## start MATERIAL SUPPLIED
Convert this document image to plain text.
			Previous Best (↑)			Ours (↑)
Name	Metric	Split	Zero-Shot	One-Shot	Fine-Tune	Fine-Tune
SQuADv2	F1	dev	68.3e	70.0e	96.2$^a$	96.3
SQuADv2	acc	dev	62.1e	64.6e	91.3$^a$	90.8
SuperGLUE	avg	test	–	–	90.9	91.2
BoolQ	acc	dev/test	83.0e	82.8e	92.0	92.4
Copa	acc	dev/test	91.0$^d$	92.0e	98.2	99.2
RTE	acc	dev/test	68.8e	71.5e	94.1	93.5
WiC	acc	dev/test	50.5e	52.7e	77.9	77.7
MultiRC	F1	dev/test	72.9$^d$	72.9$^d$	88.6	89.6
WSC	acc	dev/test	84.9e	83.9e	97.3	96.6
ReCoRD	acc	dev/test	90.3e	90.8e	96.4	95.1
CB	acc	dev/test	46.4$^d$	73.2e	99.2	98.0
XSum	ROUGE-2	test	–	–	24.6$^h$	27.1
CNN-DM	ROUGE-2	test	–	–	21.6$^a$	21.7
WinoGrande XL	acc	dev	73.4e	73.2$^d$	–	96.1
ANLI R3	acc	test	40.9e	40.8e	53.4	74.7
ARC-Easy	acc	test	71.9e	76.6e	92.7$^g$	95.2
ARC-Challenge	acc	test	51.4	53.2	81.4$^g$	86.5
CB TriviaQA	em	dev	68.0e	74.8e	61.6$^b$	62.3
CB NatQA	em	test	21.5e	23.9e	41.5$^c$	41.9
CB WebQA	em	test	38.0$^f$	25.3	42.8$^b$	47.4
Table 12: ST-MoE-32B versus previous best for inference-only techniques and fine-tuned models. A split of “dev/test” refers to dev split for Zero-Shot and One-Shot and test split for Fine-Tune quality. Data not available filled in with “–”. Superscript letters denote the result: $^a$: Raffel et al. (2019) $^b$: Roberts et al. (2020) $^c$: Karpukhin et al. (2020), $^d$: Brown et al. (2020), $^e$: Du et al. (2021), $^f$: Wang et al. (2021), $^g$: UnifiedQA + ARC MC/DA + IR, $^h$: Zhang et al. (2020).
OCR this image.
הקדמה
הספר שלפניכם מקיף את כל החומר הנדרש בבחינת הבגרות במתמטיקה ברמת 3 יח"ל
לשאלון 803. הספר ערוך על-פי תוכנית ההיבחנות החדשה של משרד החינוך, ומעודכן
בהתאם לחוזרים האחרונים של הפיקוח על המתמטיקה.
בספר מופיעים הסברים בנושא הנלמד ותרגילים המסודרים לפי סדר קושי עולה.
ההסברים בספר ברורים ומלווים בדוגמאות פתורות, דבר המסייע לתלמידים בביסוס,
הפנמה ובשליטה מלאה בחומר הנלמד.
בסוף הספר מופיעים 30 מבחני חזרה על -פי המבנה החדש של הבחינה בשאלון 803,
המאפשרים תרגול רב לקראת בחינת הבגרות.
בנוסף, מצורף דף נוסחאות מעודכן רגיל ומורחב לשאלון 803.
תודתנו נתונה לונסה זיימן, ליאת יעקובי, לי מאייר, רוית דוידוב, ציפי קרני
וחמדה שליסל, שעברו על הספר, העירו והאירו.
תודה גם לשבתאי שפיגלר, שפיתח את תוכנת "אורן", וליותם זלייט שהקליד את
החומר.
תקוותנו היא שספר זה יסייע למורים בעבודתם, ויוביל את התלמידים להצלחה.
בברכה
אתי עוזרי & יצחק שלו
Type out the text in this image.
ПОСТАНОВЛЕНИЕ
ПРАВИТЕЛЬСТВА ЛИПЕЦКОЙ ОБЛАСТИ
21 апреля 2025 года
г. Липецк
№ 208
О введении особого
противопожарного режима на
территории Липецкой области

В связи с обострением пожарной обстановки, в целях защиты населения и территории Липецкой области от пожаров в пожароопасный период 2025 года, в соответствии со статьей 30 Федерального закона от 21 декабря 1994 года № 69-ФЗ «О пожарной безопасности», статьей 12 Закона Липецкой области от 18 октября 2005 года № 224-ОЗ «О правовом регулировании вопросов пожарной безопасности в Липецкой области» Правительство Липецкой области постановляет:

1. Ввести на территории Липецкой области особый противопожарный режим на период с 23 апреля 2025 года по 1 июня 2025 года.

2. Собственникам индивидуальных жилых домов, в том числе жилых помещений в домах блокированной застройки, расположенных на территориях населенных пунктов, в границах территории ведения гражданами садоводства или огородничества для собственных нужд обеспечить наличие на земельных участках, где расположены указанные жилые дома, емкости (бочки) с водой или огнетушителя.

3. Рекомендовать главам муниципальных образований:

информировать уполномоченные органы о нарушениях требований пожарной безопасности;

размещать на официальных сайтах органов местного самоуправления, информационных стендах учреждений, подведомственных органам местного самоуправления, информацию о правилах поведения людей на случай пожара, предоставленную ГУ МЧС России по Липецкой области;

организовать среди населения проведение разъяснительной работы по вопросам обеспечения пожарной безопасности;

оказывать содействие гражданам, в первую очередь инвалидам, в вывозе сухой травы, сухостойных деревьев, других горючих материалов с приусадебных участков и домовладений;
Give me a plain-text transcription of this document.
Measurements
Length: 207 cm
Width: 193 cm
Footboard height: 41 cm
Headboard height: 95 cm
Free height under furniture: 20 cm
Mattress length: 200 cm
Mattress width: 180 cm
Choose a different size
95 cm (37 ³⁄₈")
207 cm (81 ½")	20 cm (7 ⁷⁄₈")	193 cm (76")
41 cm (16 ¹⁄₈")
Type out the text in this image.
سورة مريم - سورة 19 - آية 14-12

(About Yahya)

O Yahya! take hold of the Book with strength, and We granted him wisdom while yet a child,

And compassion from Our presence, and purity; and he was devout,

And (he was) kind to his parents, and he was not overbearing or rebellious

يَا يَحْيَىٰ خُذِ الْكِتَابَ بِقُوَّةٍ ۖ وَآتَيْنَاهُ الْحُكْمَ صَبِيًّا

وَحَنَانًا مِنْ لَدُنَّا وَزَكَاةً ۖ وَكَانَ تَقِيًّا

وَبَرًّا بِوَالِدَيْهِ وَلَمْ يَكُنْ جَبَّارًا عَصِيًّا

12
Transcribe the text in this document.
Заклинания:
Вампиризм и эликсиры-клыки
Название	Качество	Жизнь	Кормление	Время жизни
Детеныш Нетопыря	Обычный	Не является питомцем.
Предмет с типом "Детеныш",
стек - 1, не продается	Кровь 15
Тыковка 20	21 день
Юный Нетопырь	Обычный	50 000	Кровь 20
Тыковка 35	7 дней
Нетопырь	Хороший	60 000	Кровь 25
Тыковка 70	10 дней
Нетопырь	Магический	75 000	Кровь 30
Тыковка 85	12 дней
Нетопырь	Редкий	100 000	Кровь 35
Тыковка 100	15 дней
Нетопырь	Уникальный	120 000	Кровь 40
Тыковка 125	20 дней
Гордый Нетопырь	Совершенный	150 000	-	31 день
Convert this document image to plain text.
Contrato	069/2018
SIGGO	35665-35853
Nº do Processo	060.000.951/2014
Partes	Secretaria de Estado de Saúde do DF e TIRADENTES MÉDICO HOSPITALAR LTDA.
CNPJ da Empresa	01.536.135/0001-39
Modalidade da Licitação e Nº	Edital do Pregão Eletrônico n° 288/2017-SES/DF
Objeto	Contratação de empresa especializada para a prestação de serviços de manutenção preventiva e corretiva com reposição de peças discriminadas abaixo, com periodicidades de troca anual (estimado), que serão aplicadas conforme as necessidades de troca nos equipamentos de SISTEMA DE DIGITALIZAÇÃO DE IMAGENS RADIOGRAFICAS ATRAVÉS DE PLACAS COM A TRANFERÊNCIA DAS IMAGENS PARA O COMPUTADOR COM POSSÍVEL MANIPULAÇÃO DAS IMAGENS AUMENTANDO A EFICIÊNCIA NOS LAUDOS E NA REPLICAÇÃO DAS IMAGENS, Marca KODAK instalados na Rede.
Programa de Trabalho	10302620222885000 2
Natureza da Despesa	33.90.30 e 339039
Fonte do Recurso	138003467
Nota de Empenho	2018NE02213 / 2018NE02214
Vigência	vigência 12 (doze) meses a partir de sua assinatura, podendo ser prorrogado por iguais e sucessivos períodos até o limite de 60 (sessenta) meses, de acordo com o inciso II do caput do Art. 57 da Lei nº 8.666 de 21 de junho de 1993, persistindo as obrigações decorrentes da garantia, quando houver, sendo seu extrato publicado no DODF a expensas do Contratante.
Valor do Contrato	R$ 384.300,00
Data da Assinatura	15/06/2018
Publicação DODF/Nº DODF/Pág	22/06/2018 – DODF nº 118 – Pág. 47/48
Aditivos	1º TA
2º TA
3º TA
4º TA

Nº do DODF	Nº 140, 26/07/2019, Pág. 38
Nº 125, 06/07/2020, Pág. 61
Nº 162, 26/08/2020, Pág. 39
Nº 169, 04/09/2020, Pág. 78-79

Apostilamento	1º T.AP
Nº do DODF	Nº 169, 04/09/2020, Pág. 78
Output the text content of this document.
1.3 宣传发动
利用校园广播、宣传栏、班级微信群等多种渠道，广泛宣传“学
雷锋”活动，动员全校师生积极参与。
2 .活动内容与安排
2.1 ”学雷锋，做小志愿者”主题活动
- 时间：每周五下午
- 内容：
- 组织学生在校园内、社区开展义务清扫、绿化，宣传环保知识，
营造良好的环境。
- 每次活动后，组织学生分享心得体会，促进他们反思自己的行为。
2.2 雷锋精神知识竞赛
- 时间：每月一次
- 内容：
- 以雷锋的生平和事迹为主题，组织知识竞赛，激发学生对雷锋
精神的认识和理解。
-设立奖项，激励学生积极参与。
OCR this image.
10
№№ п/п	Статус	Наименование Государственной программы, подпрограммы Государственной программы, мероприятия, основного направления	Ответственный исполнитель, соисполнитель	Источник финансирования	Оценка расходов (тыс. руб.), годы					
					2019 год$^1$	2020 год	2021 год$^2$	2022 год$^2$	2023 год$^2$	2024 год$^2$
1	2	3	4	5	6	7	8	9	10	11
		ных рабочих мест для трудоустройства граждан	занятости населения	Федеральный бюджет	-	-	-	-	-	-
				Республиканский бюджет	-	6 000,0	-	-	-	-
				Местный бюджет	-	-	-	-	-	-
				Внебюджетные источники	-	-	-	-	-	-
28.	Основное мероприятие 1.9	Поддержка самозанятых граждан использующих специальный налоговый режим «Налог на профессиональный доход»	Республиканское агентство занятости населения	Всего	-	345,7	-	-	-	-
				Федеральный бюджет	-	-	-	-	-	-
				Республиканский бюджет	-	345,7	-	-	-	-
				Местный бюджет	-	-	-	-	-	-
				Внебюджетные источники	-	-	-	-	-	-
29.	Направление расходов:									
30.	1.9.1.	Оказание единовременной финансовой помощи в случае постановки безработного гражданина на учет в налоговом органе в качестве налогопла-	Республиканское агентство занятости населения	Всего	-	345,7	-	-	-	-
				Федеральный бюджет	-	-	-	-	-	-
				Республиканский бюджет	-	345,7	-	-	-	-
## end MATERIAL SUPPLIED
Pull out every line of the records above that contains the word "Mattress".

Mattress length: 200 cm
Mattress width: 180 cm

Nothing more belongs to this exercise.